[A block of data]:

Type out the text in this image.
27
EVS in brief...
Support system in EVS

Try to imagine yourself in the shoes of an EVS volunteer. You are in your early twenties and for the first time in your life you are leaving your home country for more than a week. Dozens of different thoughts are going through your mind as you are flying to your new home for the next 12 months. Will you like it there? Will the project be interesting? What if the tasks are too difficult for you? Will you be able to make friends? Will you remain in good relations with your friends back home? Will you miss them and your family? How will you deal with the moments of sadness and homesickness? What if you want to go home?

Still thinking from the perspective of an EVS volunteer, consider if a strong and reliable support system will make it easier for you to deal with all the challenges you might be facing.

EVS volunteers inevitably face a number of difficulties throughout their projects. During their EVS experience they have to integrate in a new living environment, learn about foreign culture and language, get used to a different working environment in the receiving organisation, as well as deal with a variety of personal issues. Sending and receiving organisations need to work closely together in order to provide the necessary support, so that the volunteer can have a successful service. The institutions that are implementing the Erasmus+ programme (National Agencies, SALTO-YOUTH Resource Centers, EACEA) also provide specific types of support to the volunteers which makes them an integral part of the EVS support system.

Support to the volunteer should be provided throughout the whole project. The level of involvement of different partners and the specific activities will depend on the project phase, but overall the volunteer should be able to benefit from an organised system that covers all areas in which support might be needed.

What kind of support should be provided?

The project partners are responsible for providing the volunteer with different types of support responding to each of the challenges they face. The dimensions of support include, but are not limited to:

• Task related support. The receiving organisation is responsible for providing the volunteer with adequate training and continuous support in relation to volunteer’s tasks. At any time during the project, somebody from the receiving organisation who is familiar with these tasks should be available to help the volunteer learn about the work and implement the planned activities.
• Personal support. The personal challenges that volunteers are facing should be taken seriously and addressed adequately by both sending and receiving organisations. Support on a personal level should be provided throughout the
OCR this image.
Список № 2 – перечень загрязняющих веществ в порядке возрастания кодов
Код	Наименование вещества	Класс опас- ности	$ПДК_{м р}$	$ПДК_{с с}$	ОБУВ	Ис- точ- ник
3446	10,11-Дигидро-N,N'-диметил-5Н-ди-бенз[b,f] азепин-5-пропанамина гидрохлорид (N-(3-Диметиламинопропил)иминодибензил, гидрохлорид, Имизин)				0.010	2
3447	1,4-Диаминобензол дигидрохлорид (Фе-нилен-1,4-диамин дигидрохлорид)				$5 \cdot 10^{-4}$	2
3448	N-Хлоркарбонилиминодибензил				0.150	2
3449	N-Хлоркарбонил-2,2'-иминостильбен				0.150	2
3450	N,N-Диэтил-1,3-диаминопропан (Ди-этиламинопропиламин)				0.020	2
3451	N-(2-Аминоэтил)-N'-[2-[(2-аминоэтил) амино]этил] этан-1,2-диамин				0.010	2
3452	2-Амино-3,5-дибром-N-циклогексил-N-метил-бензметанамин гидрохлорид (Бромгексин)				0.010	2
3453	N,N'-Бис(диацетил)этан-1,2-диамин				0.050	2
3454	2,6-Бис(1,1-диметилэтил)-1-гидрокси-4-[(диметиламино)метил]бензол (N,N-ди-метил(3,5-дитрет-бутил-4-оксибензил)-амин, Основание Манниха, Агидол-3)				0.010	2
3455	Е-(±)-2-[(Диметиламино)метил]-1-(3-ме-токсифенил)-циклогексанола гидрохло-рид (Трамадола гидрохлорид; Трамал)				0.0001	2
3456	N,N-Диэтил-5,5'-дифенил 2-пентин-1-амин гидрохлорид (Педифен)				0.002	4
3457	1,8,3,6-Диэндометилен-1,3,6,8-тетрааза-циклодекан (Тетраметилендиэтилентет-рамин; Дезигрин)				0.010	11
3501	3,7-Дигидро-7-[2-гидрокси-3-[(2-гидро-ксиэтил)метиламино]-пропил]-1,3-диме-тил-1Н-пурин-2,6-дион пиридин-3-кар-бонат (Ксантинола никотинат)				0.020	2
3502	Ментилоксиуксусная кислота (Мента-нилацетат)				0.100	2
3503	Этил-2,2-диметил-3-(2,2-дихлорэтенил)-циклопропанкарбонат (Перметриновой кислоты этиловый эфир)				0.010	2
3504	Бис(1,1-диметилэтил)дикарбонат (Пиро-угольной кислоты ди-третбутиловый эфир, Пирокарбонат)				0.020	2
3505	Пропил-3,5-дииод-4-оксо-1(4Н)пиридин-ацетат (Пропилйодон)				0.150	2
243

[What the task requires]:
Go through the records line by line and count those containing the string "different". Give only the total.

[Result below]:
4